小练习 1: 请原样返回下文接雨水题解中从“观察下就可以发现被水填满后的”开始、到“for(int i=0;i<n;++i)”结束的那一段。

页面:
--
Trapping Rain Water

[LeetCode] 42. Trapping Rain Water

Given n non-negative integers representing an elevation map where the width of each bar is 1, compute how much water it is able to trap after raining.

For example, 
Given [0,1,0,2,1,0,1,3,2,1,2,1], return 6.

The above elevation map is represented by array [0,1,0,2,1,0,1,3,2,1,2,1]. In this case, 6 units of rain water (blue section) are being trapped. Thanks Marcos for contributing this image!

思路：

　　观察下就可以发现被水填满后的形状是先升后降的塔形，因此，先遍历一遍找到塔顶，然后分别从两边开始，往塔顶所在位置遍历，水位只会增高不会减小，且一直和最近遇到的最大高度持平，这样知道了实时水位，就可以边遍历边计算面积。

代码如下：

class Solution {
public:
    int trap(vector<int>& height) {
        int n=height.size();
        if(n<2)
            return 0;
        int max=-1,maxInd=0;
        for(int i=0;i<n;++i)
        {
            if(height[i]>max)
            {
                max=height[i];
                maxInd=i;
            }
        }
        int area=0,roof=height[0];
        for(int i=0;i<maxInd;++i)
        {
            if(roof<height[i])
                roof=height[i];
            else
                area+=(roof-height[i]);
        }
        for(int i=n-1,roof=height[n-1];i>maxInd;--i)
        {
            if(roof<height[i])
                roof=height[i];
            else
                area+=(roof-height[i]);
        }
        return area;
    }
};

 [LeetCode] 407. Trapping Rain Water II

Given an m x n matrix of positive integers representing the height of each unit cell in a 2D elevation map, compute the volume of water it is able to trap after raining.

Note:
Both m and n are less than 110. The height of each unit cell is greater than 0 and is less than 20,000.

Example:

Given the following 3x6 height map:
[
  [1,4,3,1,3,2],
  [3,2,1,3,2,4],
  [2,3,3,2,3,1]
]

Return 4.

 

The above image represents the elevation map [[1,4,3,1,3,2],[3,2,1,3,2,4],[2,3,3,2,3,1]] before the rain.

After the rain, water are trapped between the blocks. The total volume of water trapped is 4.

思路：

分析：这题算是动态规划吧，读懂题意后，（其实这个题目描述的不清楚啊，图的示例倒是挺好），可以观察，可以从外圈往里圈缩，因为这个过程墙的高度是非递减的，然后，你应该想到用优先队列（priority_queue或者set，又是讨厌的set），先把外圈所有点加入，然后取出高度最小的点，更新四周的点，注意标记这个点是否访问过，这个过程中记录墙增加的高度就是最后的积水量。
--
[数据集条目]
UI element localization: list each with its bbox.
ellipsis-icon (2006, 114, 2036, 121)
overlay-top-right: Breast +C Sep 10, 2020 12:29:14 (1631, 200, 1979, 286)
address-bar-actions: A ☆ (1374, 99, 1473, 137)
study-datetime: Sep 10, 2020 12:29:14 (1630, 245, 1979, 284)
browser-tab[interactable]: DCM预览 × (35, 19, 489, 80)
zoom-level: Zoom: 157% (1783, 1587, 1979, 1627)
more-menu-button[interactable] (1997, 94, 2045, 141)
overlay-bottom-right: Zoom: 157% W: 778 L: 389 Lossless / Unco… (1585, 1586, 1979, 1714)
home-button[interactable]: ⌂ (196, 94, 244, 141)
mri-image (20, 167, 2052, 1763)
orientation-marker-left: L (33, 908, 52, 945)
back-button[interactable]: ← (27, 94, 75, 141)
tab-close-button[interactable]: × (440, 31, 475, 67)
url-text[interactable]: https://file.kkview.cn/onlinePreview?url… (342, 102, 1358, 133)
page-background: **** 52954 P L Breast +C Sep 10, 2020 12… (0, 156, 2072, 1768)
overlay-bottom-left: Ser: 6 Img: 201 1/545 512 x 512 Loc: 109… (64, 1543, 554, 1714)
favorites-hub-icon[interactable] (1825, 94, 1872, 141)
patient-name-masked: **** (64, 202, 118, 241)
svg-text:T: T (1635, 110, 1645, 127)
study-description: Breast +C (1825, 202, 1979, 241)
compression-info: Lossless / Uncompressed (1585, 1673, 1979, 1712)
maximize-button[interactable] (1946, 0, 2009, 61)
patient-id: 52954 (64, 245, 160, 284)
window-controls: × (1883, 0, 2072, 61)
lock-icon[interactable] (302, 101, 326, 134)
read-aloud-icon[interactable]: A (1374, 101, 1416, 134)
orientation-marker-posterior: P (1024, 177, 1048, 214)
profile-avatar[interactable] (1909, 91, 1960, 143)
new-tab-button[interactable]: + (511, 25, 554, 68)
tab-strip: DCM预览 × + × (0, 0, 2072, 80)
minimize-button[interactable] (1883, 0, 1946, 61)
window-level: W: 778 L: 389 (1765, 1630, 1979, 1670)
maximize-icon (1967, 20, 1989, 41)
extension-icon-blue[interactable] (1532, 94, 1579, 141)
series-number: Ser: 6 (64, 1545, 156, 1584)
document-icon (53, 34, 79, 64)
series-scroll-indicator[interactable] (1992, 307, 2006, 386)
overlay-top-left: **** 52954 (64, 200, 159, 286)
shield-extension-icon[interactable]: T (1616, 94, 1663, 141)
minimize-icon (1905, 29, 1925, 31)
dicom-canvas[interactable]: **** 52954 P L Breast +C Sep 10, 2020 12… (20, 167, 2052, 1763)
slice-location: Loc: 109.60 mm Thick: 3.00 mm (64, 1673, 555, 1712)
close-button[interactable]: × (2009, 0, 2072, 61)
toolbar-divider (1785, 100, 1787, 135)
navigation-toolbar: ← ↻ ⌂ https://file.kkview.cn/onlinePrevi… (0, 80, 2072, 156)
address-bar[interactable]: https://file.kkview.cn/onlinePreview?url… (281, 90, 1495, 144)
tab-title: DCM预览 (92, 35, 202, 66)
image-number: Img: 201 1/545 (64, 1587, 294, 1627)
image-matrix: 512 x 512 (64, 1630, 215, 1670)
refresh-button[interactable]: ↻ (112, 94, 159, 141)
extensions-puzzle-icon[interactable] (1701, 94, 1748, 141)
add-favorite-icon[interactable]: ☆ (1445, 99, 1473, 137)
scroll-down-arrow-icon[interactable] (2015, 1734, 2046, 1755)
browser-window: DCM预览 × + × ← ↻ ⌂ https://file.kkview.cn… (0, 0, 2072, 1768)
--
小练习 2: 将上面的记录从第一行开始、到含有“favorites-hub-icon[interactable] (1825, 94, 1872, 141)”的那一行结束，逐字重新打出来，首尾两行都包括在内。

书面解答 1:
观察下就可以发现被水填满后的形状是先升后降的塔形，因此，先遍历一遍找到塔顶，然后分别从两边开始，往塔顶所在位置遍历，水位只会增高不会减小，且一直和最近遇到的最大高度持平，这样知道了实时水位，就可以边遍历边计算面积。

代码如下：

class Solution {
public:
    int trap(vector<int>& height) {
        int n=height.size();
        if(n<2)
            return 0;
        int max=-1,maxInd=0;
        for(int i=0;i<n;++i)

书面解答 2:
UI element localization: list each with its bbox.
ellipsis-icon (2006, 114, 2036, 121)
overlay-top-right: Breast +C Sep 10, 2020 12:29:14 (1631, 200, 1979, 286)
address-bar-actions: A ☆ (1374, 99, 1473, 137)
study-datetime: Sep 10, 2020 12:29:14 (1630, 245, 1979, 284)
browser-tab[interactable]: DCM预览 × (35, 19, 489, 80)
zoom-level: Zoom: 157% (1783, 1587, 1979, 1627)
more-menu-button[interactable] (1997, 94, 2045, 141)
overlay-bottom-right: Zoom: 157% W: 778 L: 389 Lossless / Unco… (1585, 1586, 1979, 1714)
home-button[interactable]: ⌂ (196, 94, 244, 141)
mri-image (20, 167, 2052, 1763)
orientation-marker-left: L (33, 908, 52, 945)
back-button[interactable]: ← (27, 94, 75, 141)
tab-close-button[interactable]: × (440, 31, 475, 67)
url-text[interactable]: https://file.kkview.cn/onlinePreview?url… (342, 102, 1358, 133)
page-background: **** 52954 P L Breast +C Sep 10, 2020 12… (0, 156, 2072, 1768)
overlay-bottom-left: Ser: 6 Img: 201 1/545 512 x 512 Loc: 109… (64, 1543, 554, 1714)
favorites-hub-icon[interactable] (1825, 94, 1872, 141)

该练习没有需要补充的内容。